_ПОСТАВЛЕННАЯ ЗАДАЧА:_ В отрывке о предвоенной политике Сталина замените «экспромт» на «импровизация» и приведите текст от «Сталин. Портрет на» до «советской внешнеполитической стратегии.».

Сталин. Портрет на фоне войны — страница 20 из 55

Таким образом, смена внешнеполитических приоритетов летом 1939 г. вовсе не результат случайного стечения обстоятельств, не экспромт Сталина в условиях цейтнота, а следствие эволюции советской внешнеполитической стратегии.

Несомненно, договор нанес удар по международному престижу СССР, активно выступавшего до этого против фашизма. В известной мере он дезориентировал советских людей накануне грозного испытания. Что касается утверждения, что заключение советско-германского пакта о ненападении давало Сталину выигрыш некоторого времени для укрепления обороноспособности страны, то оно верно лишь отчасти. Очевидно, что и Гитлер также не напрасно потратил полученное время. За два года вермахт, не имевший в 1939 г. серьезного боевого опыта, приобрел его. Германия смогла аккумулировать экономический потенциал оккупированных ею стран Европы для наращивания своей военной мощи. Немецкие вооруженные силы получили новые танки, средства связи и людские ресурсы. Тем не менее Пакт Молотова — Риббентропа оттянул вступление СССР во Вторую мировую войну, изменил расстановку сил в Европе и мире, подорвал доверие Японии к Германии как к своему союзнику и позволил СССР избежать войны на два фронта. Следует учитывать, что правительства стран, названных в дополнительном секретном протоколе (Польша, Финляндия, Эстония, Латвия), занимали антибольшевистскую позицию и сами стремились к союзу с Германией на антисоветской основе. Очевидно, главная цель, на которую рассчитывал Сталин при заключении договора, — встать над схваткой, остаться наблюдателем битвы и вступить в нее в наиболее выгодный для себя момент, не была достигнута, а последствия, связанные с обязательствами СССР перед Германией, лишь усугубили результаты нацистской агрессии. Сталин, уверовавший за годы безраздельной власти в непогрешимость своих расчетов, не смог уловить момент, когда пакт о ненападении 23 августа 1939 г. исчерпал себя и нужно было коренным образом менять внешнеполитический курс. В феврале 1941 г. в разговоре с маршалом К.А. Мерецковым, которого незадолго до этого заменил на посту начальника Генерального штаба Г.К. Жуков, Сталин заметил, что Советский Союз, вероятно, сумеет избежать вовлечения в войну до 1942 г. В мае на приеме в честь выпускников военных академий он сказал, что Германия может напасть, но он надеется, что война будет отсрочена до 1942 г. — к этому времени Красная Армия будет лучше обучена и экипирована. Ошибки Сталина в оценке сложной обстановки предвоенных месяцев привели к ложным выводам, а несвоевременные и половинчатые меры по развертыванию армий дали врагу серьезные стратегические преимущества.

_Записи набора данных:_

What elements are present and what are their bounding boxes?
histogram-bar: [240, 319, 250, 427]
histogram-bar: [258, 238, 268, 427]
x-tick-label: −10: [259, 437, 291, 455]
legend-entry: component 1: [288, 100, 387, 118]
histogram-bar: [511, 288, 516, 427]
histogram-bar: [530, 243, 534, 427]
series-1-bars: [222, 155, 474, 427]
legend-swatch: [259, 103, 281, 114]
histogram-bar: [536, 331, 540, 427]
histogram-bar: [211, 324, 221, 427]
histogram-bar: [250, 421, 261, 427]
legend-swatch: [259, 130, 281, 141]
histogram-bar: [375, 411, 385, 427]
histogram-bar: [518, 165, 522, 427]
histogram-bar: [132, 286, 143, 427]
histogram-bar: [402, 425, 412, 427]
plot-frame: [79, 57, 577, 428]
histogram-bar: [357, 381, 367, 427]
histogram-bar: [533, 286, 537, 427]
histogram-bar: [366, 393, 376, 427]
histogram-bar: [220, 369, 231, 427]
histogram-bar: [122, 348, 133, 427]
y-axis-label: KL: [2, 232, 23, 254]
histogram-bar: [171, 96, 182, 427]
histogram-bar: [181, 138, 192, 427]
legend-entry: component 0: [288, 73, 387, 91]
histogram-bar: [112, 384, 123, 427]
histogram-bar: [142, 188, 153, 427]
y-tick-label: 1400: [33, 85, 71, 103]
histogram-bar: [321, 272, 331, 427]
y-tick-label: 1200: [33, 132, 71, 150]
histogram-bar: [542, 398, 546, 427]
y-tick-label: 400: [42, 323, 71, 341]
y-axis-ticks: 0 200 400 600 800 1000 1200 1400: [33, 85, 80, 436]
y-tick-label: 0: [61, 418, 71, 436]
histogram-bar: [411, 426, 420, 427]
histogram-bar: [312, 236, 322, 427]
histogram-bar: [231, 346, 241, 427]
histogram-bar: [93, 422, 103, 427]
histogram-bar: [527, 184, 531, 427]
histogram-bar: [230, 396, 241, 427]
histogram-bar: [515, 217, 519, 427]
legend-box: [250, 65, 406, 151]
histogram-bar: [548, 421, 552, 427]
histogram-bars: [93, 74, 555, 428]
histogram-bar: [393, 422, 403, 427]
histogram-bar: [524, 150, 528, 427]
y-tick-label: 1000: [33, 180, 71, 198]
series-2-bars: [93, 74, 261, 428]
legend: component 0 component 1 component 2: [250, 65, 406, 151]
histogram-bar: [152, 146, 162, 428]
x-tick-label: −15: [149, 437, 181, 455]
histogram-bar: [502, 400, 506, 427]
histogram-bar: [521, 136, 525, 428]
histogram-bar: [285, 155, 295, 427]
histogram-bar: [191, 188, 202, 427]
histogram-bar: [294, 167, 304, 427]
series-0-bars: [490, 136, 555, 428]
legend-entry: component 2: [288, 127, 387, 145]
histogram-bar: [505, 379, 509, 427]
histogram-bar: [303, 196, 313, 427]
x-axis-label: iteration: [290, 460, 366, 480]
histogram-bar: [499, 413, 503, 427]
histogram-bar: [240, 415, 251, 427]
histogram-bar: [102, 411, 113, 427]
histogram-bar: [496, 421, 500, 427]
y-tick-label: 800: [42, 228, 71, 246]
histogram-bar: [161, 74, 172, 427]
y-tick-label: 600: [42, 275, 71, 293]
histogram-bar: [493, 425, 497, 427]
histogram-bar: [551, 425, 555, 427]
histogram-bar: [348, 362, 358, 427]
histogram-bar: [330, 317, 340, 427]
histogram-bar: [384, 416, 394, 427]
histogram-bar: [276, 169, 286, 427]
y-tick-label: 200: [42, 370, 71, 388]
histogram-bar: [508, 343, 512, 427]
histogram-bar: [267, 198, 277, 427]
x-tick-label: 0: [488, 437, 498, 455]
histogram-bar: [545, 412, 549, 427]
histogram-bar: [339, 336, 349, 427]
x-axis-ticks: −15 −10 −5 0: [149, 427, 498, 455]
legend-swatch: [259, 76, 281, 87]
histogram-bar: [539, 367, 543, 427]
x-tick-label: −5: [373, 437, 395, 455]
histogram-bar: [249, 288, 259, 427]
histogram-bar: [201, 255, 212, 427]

_РЕШЕНИЕ ЗАДАЧИ:_
Сталин. Портрет на фоне войны — страница 20 из 55

Таким образом, смена внешнеполитических приоритетов летом 1939 г. вовсе не результат случайного стечения обстоятельств, не импровизация Сталина в условиях цейтнота, а следствие эволюции советской внешнеполитической стратегии.